--- begin SUPPLIED ENTRIES ---

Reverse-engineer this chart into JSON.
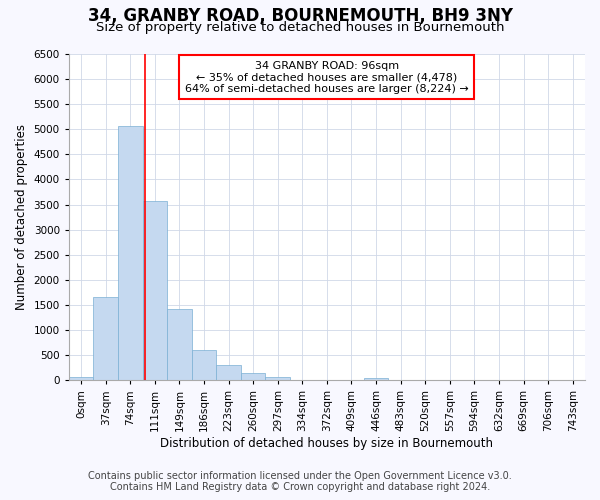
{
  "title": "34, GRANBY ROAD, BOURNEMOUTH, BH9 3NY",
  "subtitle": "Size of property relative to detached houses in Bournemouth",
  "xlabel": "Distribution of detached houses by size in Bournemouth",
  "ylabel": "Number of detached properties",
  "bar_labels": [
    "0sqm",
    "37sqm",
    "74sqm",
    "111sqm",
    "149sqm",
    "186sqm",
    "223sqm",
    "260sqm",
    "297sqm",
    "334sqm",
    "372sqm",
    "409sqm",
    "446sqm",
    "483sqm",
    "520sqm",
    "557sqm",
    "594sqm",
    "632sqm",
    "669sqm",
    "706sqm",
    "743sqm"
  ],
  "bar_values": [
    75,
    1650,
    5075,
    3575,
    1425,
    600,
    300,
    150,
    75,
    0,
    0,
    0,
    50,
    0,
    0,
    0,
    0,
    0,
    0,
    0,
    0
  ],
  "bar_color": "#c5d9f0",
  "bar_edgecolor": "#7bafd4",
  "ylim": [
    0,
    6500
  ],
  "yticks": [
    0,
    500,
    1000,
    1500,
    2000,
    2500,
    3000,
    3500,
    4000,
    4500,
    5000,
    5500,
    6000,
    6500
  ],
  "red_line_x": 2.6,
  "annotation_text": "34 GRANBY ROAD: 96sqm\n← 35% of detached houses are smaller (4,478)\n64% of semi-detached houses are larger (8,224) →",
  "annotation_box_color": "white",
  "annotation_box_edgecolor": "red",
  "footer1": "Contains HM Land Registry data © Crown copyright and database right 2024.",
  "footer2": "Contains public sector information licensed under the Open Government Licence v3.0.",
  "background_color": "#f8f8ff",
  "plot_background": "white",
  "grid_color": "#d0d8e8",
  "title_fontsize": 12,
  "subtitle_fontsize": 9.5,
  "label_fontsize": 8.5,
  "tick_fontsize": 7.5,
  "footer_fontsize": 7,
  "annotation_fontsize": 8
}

--- end SUPPLIED ENTRIES ---

* [SET EXERCISE]: Isolate the lines above that contain the word "white" and copy them.

* [ANSWER TO THIS EXERCISE]:
  "annotation_box_color": "white",
  "plot_background": "white",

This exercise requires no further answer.